Your task: Spot each line that carries the word "dojetí"; copy those lines.

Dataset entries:
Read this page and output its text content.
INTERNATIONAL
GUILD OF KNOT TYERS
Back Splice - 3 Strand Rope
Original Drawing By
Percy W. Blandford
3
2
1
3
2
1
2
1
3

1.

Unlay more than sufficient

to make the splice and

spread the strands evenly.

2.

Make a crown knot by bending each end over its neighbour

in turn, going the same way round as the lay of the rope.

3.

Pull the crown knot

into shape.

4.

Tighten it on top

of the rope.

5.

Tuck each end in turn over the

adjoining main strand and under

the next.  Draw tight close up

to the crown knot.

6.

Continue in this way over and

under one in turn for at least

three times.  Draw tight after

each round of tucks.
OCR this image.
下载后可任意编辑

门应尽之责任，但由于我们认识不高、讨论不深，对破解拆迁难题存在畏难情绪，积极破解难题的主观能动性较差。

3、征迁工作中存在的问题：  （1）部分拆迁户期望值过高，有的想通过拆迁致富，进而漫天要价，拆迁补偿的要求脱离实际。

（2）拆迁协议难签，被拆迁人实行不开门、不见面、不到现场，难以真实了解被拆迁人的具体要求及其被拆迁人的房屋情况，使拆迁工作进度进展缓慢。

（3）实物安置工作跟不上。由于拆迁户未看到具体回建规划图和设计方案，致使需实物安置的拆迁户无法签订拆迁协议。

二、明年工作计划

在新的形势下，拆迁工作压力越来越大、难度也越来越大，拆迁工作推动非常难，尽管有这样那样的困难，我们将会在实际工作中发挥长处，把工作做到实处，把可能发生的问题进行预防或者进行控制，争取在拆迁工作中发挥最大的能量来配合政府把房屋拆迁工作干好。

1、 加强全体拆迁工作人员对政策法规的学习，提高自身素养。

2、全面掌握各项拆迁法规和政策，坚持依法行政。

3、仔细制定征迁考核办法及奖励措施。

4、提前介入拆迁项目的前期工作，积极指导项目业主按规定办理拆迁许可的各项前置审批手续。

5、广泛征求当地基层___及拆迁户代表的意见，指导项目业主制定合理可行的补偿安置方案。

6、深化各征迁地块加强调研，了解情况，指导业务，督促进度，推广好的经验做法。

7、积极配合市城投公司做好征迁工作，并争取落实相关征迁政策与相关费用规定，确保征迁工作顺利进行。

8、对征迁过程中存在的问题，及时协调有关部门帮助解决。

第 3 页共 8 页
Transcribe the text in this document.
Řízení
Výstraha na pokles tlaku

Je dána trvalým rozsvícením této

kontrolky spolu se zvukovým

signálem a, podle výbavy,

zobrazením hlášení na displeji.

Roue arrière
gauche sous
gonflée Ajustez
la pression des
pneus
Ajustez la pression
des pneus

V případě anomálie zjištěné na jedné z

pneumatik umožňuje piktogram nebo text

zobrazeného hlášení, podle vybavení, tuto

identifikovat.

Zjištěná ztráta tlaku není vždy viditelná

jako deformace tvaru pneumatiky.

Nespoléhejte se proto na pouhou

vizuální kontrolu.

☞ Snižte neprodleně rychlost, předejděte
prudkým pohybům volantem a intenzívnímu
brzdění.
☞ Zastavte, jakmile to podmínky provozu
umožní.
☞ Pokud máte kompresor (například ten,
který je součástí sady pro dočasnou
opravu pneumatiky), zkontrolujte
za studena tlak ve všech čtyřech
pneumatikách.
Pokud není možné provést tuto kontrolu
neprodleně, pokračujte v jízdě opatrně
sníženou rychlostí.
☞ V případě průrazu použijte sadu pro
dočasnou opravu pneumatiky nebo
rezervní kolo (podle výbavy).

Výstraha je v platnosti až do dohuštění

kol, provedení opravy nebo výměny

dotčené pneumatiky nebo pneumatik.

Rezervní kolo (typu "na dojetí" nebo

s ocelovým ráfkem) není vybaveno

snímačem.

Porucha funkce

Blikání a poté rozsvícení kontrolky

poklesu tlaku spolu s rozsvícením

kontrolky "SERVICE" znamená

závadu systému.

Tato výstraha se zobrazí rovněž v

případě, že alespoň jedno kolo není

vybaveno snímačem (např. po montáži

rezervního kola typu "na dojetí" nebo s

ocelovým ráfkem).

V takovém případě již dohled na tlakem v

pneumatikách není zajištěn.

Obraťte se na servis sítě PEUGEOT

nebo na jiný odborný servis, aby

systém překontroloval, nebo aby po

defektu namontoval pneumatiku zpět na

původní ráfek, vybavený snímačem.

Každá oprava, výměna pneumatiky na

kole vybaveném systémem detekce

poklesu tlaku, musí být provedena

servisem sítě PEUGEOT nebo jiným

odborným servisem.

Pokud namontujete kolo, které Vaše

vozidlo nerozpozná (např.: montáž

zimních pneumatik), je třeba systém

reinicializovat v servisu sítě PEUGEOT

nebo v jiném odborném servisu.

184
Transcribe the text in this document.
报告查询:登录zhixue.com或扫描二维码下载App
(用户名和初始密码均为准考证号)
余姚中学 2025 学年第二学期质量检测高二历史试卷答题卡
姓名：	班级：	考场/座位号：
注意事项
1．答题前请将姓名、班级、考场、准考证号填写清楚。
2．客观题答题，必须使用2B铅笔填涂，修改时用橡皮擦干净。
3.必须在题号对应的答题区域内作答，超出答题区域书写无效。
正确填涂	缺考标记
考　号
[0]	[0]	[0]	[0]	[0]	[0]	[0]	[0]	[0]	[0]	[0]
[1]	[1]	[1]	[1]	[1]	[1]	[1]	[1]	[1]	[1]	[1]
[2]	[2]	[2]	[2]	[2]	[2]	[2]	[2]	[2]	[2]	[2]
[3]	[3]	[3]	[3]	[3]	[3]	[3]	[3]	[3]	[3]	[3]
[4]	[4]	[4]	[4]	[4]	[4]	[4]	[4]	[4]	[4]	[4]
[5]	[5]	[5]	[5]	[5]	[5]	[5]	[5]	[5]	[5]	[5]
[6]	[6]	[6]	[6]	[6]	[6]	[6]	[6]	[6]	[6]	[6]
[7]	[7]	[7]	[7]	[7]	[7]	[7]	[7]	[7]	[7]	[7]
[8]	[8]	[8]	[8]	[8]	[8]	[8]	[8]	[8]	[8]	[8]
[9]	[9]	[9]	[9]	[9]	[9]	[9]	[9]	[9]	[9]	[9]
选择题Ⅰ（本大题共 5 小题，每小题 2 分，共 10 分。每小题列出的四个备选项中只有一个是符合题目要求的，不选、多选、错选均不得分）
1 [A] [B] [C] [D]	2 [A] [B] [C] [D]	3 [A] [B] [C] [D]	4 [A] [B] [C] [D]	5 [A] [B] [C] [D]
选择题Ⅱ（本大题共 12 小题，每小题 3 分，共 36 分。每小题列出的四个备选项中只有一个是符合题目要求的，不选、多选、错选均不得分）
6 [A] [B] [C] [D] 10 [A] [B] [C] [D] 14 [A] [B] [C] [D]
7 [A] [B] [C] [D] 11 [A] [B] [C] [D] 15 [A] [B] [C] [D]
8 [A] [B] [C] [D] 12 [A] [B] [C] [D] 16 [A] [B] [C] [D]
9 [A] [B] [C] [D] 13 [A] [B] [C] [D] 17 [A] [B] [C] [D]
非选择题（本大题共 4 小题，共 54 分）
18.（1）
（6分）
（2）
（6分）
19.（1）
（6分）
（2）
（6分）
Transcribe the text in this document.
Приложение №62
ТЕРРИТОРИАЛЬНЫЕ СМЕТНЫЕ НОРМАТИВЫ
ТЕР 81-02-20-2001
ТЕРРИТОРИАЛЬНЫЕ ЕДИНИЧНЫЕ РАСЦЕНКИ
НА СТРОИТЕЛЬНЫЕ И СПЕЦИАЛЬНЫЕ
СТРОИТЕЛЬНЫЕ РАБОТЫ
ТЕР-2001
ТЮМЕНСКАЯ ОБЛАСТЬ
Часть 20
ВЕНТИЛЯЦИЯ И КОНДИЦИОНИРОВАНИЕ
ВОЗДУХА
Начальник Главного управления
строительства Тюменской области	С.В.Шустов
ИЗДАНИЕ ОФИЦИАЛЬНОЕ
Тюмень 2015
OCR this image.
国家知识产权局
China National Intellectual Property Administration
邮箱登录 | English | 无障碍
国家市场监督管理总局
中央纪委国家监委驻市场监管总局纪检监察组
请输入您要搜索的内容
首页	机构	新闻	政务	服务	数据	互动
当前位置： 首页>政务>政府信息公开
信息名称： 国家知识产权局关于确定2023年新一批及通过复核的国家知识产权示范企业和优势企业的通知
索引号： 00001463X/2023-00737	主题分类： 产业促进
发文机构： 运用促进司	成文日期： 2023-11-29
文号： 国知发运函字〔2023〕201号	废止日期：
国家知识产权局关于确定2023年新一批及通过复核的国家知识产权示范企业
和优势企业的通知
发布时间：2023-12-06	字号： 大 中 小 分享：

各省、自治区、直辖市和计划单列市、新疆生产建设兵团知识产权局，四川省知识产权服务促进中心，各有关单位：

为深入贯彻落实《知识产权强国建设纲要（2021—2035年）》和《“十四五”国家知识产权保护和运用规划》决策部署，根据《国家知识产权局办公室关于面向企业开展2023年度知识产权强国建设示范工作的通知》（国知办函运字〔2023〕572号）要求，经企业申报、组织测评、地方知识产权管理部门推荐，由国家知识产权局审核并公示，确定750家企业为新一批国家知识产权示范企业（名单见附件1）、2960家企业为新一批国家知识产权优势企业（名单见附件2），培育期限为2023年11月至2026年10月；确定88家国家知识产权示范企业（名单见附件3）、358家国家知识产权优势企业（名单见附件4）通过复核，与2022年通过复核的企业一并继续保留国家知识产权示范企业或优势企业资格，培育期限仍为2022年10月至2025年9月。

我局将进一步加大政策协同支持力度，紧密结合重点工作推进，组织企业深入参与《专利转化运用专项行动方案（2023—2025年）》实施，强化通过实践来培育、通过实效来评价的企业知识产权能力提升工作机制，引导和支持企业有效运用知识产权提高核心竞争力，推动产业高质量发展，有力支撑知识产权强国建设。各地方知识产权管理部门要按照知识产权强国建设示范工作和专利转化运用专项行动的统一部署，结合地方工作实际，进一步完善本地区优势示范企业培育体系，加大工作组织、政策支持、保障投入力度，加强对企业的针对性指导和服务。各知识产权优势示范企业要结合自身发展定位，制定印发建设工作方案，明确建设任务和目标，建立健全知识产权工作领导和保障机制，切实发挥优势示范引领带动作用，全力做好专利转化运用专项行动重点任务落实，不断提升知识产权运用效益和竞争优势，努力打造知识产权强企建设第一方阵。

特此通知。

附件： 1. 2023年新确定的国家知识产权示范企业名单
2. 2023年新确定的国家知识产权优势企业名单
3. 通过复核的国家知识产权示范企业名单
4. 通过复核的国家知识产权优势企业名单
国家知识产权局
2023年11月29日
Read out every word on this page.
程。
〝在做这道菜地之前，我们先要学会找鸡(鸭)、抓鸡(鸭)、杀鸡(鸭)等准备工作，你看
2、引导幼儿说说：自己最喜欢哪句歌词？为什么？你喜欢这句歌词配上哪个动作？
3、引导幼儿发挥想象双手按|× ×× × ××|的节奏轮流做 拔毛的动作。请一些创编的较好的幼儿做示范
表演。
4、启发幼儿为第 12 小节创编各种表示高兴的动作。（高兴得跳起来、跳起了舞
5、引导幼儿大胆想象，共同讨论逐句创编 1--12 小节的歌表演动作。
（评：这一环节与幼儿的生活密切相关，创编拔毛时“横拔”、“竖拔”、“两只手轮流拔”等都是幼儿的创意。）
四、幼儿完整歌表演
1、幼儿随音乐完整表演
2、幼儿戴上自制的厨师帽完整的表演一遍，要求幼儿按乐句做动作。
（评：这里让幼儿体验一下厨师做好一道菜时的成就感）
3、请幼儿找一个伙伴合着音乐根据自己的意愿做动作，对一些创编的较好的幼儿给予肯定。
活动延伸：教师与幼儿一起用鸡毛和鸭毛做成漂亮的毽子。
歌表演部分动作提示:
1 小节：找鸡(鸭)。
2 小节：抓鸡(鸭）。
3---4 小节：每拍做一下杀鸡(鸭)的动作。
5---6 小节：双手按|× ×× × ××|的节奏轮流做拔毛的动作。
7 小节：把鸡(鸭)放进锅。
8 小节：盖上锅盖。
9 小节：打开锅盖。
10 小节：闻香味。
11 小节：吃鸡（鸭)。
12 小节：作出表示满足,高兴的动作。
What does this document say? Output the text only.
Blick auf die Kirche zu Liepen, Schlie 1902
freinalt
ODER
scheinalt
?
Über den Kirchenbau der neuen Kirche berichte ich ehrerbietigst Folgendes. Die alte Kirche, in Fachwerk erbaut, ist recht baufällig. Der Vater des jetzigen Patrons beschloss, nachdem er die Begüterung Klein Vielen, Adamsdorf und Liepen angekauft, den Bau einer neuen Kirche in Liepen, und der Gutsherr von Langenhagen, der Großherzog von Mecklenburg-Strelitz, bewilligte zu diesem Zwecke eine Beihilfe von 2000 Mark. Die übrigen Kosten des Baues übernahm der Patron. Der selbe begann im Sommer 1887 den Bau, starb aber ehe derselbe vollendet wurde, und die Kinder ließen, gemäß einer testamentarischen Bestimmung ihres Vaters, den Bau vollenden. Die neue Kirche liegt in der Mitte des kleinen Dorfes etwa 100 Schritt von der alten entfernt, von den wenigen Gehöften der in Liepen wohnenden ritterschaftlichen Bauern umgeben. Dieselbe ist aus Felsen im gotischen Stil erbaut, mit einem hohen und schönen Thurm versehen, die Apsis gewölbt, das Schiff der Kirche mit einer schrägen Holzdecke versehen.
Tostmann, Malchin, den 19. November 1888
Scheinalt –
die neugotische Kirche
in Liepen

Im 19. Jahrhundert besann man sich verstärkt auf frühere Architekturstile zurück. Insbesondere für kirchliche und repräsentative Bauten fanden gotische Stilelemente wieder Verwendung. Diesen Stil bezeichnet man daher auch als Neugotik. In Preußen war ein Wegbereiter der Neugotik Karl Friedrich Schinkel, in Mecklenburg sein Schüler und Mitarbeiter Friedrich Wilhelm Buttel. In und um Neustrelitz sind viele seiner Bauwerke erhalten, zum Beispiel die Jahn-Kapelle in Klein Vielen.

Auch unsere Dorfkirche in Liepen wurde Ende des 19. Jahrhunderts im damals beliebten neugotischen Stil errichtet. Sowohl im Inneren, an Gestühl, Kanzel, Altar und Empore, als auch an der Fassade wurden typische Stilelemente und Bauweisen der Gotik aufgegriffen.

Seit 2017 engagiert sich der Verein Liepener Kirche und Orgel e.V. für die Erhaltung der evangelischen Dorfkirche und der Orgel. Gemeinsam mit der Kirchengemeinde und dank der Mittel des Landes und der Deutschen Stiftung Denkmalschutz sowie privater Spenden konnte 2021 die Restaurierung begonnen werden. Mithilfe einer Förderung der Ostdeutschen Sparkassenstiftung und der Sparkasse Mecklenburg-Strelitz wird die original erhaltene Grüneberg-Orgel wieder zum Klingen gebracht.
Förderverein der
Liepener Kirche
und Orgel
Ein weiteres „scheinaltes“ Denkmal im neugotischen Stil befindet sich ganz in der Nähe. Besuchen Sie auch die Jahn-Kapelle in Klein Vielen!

Written solution:
Rezervní kolo (typu "na dojetí" nebo
rezervního kola typu "na dojetí" nebo s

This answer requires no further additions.